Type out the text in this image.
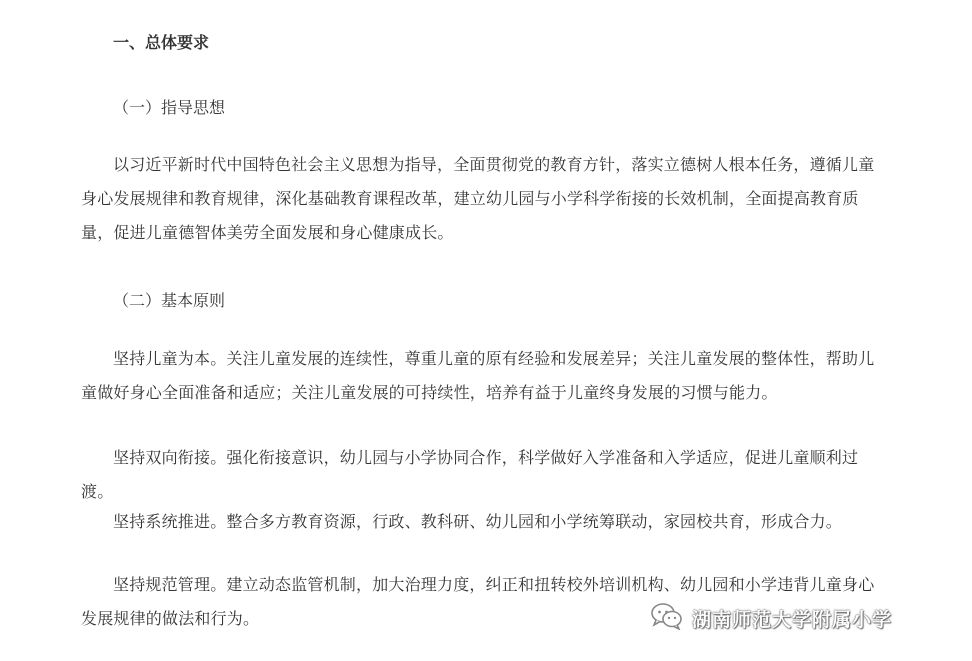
一、总体要求
（一）指导思想
以习近平新时代中国特色社会主义思想为指导，全面贯彻党的教育方针，落实立德树人根本任务，遵循儿童身心发展规律和教育规律，深化基础教育课程改革，建立幼儿园与小学科学衔接的长效机制，全面提高教育质量，促进儿童德智体美劳全面发展和身心健康成长。
（二）基本原则
坚持儿童为本。关注儿童发展的连续性，尊重儿童的原有经验和发展差异；关注儿童发展的整体性，帮助儿童做好身心全面准备和适应；关注儿童发展的可持续性，培养有益于儿童终身发展的习惯与能力。
坚持双向衔接。强化衔接意识，幼儿园与小学协同合作，科学做好入学准备和入学适应，促进儿童顺利过渡。
坚持系统推进。整合多方教育资源，行政、教科研、幼儿园和小学统筹联动，家园校共育，形成合力。
坚持规范管理。建立动态监管机制，加大治理力度，纠正和扭转校外培训机构、幼儿园和小学违背儿童身心发展规律的做法和行为。	湖南师范大学附属小学
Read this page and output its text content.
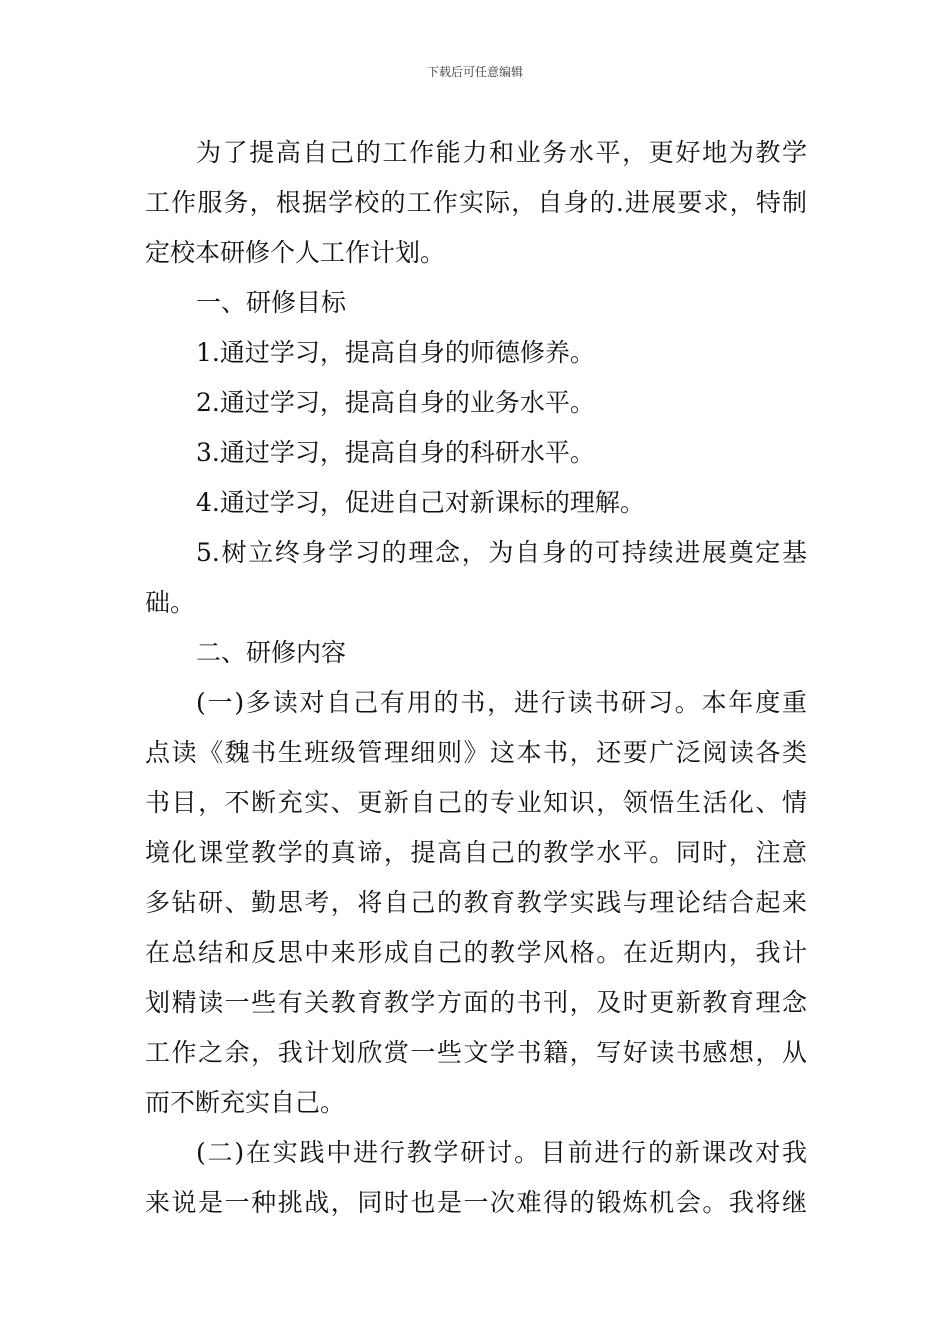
下载后可任意编辑
为了提高自己的工作能力和业务水平，更好地为教学
工作服务，根据学校的工作实际，自身的.进展要求，特制
定校本研修个人工作计划。
一、研修目标
1.通过学习，提高自身的师德修养。
2.通过学习，提高自身的业务水平。
3.通过学习，提高自身的科研水平。
4.通过学习，促进自己对新课标的理解。
5.树立终身学习的理念，为自身的可持续进展奠定基
础。
二、研修内容
(一)多读对自己有用的书，进行读书研习。本年度重
点读《魏书生班级管理细则》这本书，还要广泛阅读各类
书目，不断充实、更新自己的专业知识，领悟生活化、情
境化课堂教学的真谛，提高自己的教学水平。同时，注意
多钻研、勤思考，将自己的教育教学实践与理论结合起来
在总结和反思中来形成自己的教学风格。在近期内，我计
划精读一些有关教育教学方面的书刊，及时更新教育理念
工作之余，我计划欣赏一些文学书籍，写好读书感想，从
而不断充实自己。
(二)在实践中进行教学研讨。目前进行的新课改对我
来说是一种挑战，同时也是一次难得的锻炼机会。我将继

::::

*Job:* Reproduce the full listing faithfully, but do not carry over any pictures.

*Answer to this task:*
Type out the text in this image.
一、总体要求
（一）指导思想
以习近平新时代中国特色社会主义思想为指导，全面贯彻党的教育方针，落实立德树人根本任务，遵循儿童身心发展规律和教育规律，深化基础教育课程改革，建立幼儿园与小学科学衔接的长效机制，全面提高教育质量，促进儿童德智体美劳全面发展和身心健康成长。
（二）基本原则
坚持儿童为本。关注儿童发展的连续性，尊重儿童的原有经验和发展差异；关注儿童发展的整体性，帮助儿童做好身心全面准备和适应；关注儿童发展的可持续性，培养有益于儿童终身发展的习惯与能力。
坚持双向衔接。强化衔接意识，幼儿园与小学协同合作，科学做好入学准备和入学适应，促进儿童顺利过渡。
坚持系统推进。整合多方教育资源，行政、教科研、幼儿园和小学统筹联动，家园校共育，形成合力。
坚持规范管理。建立动态监管机制，加大治理力度，纠正和扭转校外培训机构、幼儿园和小学违背儿童身心发展规律的做法和行为。	湖南师范大学附属小学
Read this page and output its text content.
下载后可任意编辑
为了提高自己的工作能力和业务水平，更好地为教学
工作服务，根据学校的工作实际，自身的.进展要求，特制
定校本研修个人工作计划。
一、研修目标
1.通过学习，提高自身的师德修养。
2.通过学习，提高自身的业务水平。
3.通过学习，提高自身的科研水平。
4.通过学习，促进自己对新课标的理解。
5.树立终身学习的理念，为自身的可持续进展奠定基
础。
二、研修内容
(一)多读对自己有用的书，进行读书研习。本年度重
点读《魏书生班级管理细则》这本书，还要广泛阅读各类
书目，不断充实、更新自己的专业知识，领悟生活化、情
境化课堂教学的真谛，提高自己的教学水平。同时，注意
多钻研、勤思考，将自己的教育教学实践与理论结合起来
在总结和反思中来形成自己的教学风格。在近期内，我计
划精读一些有关教育教学方面的书刊，及时更新教育理念
工作之余，我计划欣赏一些文学书籍，写好读书感想，从
而不断充实自己。
(二)在实践中进行教学研讨。目前进行的新课改对我
来说是一种挑战，同时也是一次难得的锻炼机会。我将继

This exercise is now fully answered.